>>>>>

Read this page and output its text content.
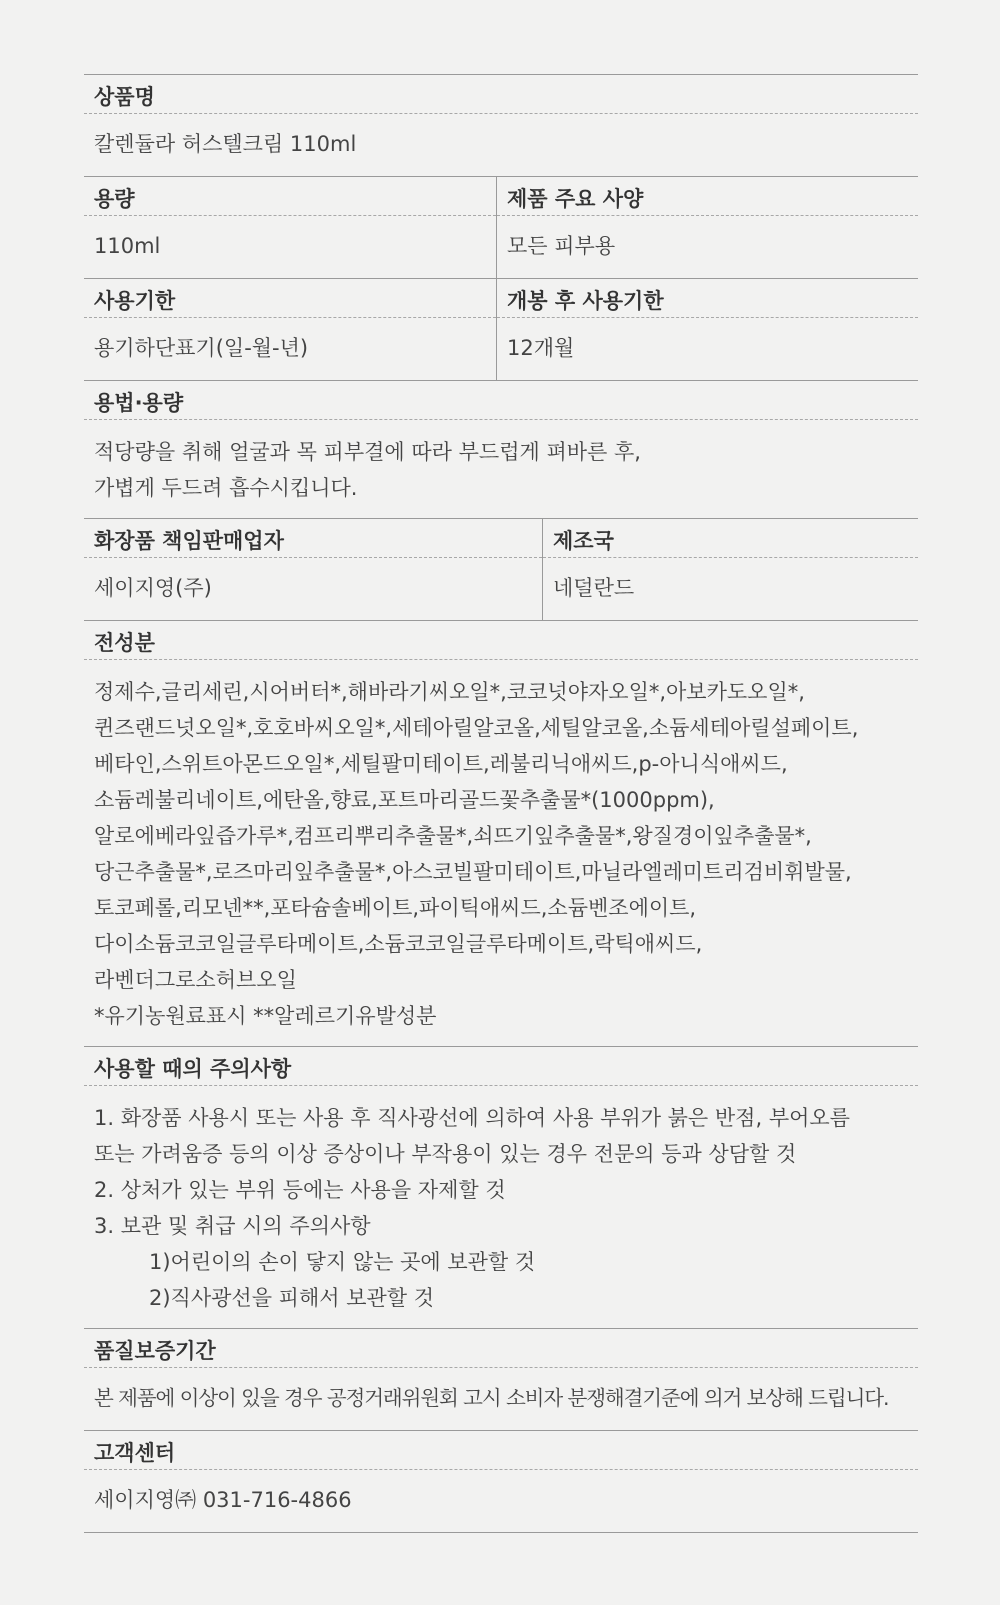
상품명
칼렌듈라 허스텔크림 110ml
용량
110ml
제품 주요 사양
모든 피부용
사용기한
용기하단표기(일-월-년)
개봉 후 사용기한
12개월
용법·용량

적당량을 취해 얼굴과 목 피부결에 따라 부드럽게 펴바른 후,

가볍게 두드려 흡수시킵니다.

화장품 책임판매업자
세이지영(주)
제조국
네덜란드
전성분

정제수,글리세린,시어버터*,해바라기씨오일*,코코넛야자오일*,아보카도오일*,

퀸즈랜드넛오일*,호호바씨오일*,세테아릴알코올,세틸알코올,소듐세테아릴설페이트,

베타인,스위트아몬드오일*,세틸팔미테이트,레불리닉애씨드,p-아니식애씨드,

소듐레불리네이트,에탄올,향료,포트마리골드꽃추출물*(1000ppm),

알로에베라잎즙가루*,컴프리뿌리추출물*,쇠뜨기잎추출물*,왕질경이잎추출물*,

당근추출물*,로즈마리잎추출물*,아스코빌팔미테이트,마닐라엘레미트리검비휘발물,

토코페롤,리모넨**,포타슘솔베이트,파이틱애씨드,소듐벤조에이트,

다이소듐코코일글루타메이트,소듐코코일글루타메이트,락틱애씨드,

라벤더그로소허브오일

*유기농원료표시 **알레르기유발성분

사용할 때의 주의사항

1. 화장품 사용시 또는 사용 후 직사광선에 의하여 사용 부위가 붉은 반점, 부어오름

또는 가려움증 등의 이상 증상이나 부작용이 있는 경우 전문의 등과 상담할 것

2. 상처가 있는 부위 등에는 사용을 자제할 것

3. 보관 및 취급 시의 주의사항

1)어린이의 손이 닿지 않는 곳에 보관할 것

2)직사광선을 피해서 보관할 것

품질보증기간
본 제품에 이상이 있을 경우 공정거래위원회 고시 소비자 분쟁해결기준에 의거 보상해 드립니다.
고객센터
세이지영㈜ 031-716-4866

<<<<<

Transcribe all of the entries word for word, but skip any pictures they contain.

Read this page and output its text content.
상품명
칼렌듈라 허스텔크림 110ml
용량
110ml
제품 주요 사양
모든 피부용
사용기한
용기하단표기(일-월-년)
개봉 후 사용기한
12개월
용법·용량

적당량을 취해 얼굴과 목 피부결에 따라 부드럽게 펴바른 후,

가볍게 두드려 흡수시킵니다.

화장품 책임판매업자
세이지영(주)
제조국
네덜란드
전성분

정제수,글리세린,시어버터*,해바라기씨오일*,코코넛야자오일*,아보카도오일*,

퀸즈랜드넛오일*,호호바씨오일*,세테아릴알코올,세틸알코올,소듐세테아릴설페이트,

베타인,스위트아몬드오일*,세틸팔미테이트,레불리닉애씨드,p-아니식애씨드,

소듐레불리네이트,에탄올,향료,포트마리골드꽃추출물*(1000ppm),

알로에베라잎즙가루*,컴프리뿌리추출물*,쇠뜨기잎추출물*,왕질경이잎추출물*,

당근추출물*,로즈마리잎추출물*,아스코빌팔미테이트,마닐라엘레미트리검비휘발물,

토코페롤,리모넨**,포타슘솔베이트,파이틱애씨드,소듐벤조에이트,

다이소듐코코일글루타메이트,소듐코코일글루타메이트,락틱애씨드,

라벤더그로소허브오일

*유기농원료표시 **알레르기유발성분

사용할 때의 주의사항

1. 화장품 사용시 또는 사용 후 직사광선에 의하여 사용 부위가 붉은 반점, 부어오름

또는 가려움증 등의 이상 증상이나 부작용이 있는 경우 전문의 등과 상담할 것

2. 상처가 있는 부위 등에는 사용을 자제할 것

3. 보관 및 취급 시의 주의사항

1)어린이의 손이 닿지 않는 곳에 보관할 것

2)직사광선을 피해서 보관할 것

품질보증기간
본 제품에 이상이 있을 경우 공정거래위원회 고시 소비자 분쟁해결기준에 의거 보상해 드립니다.
고객센터
세이지영㈜ 031-716-4866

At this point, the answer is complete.